Supplied material »

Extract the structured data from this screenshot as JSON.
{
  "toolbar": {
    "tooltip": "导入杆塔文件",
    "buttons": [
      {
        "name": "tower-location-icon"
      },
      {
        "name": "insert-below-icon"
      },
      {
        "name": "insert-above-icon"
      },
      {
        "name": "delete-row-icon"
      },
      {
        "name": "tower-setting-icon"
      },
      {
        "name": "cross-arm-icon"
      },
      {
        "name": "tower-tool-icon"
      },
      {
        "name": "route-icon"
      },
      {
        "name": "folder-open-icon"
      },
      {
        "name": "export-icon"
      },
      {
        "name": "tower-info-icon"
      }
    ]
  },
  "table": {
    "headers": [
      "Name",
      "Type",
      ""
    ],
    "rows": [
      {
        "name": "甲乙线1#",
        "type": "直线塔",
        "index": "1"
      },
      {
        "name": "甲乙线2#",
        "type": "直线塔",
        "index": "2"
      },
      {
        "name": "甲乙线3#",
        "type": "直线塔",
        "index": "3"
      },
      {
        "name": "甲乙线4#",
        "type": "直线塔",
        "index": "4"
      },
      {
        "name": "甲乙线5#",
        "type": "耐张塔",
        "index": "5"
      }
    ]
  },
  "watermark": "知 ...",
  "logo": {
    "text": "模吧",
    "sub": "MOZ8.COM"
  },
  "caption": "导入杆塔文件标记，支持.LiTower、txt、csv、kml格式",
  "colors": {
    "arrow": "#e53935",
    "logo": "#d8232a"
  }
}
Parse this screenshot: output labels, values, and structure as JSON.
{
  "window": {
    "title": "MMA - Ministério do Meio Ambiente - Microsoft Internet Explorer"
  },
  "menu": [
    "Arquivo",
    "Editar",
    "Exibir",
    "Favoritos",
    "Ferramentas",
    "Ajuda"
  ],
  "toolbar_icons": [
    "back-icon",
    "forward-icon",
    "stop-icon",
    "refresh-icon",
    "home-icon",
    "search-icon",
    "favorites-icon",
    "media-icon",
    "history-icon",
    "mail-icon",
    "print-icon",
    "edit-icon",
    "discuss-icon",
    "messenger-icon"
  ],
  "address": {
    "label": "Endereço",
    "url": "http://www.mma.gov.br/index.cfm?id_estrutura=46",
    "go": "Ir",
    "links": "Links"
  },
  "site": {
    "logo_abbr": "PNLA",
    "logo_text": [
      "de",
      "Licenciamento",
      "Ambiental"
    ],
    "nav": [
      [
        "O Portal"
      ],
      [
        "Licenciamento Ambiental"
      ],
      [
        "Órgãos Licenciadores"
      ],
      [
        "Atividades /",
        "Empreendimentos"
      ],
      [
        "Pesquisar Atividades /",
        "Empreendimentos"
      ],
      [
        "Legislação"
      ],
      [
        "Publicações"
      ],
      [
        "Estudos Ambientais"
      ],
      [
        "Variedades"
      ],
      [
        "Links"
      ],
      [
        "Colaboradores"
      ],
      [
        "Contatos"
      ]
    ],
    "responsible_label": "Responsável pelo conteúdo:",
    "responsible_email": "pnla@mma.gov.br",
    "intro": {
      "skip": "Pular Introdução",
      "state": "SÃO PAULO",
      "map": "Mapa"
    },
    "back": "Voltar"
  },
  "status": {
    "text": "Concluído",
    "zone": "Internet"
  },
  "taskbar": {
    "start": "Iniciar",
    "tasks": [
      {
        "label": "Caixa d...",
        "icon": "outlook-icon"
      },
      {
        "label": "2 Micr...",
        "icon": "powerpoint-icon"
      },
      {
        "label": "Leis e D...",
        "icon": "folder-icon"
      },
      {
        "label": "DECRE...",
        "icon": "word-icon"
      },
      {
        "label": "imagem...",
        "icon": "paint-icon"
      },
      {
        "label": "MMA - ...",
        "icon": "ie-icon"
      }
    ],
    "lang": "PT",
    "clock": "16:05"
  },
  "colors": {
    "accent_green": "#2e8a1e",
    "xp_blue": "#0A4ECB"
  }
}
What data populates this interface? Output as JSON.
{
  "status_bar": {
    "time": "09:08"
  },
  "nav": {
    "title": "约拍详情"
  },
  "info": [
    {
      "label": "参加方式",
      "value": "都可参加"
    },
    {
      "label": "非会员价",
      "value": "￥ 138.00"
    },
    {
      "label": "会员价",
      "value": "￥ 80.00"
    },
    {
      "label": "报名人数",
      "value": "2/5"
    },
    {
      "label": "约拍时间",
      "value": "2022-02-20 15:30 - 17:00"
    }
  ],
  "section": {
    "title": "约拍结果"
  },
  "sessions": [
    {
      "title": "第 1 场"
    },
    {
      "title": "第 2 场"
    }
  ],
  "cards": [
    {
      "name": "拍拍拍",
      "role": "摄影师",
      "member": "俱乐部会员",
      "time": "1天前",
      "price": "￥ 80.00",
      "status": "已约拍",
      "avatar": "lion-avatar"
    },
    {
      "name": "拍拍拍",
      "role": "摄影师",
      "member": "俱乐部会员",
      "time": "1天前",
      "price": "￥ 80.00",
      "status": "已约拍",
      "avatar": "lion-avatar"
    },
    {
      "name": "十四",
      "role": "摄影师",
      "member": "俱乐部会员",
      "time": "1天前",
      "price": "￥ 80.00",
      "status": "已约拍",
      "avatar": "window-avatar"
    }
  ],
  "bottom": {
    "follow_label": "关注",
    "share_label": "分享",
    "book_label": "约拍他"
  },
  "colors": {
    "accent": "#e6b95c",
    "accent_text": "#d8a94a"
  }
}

Exercise aim »
Find every line above that contains the word "Licenciamento", and return each one.

Exercise result »
      "Licenciamento",
        "Licenciamento Ambiental"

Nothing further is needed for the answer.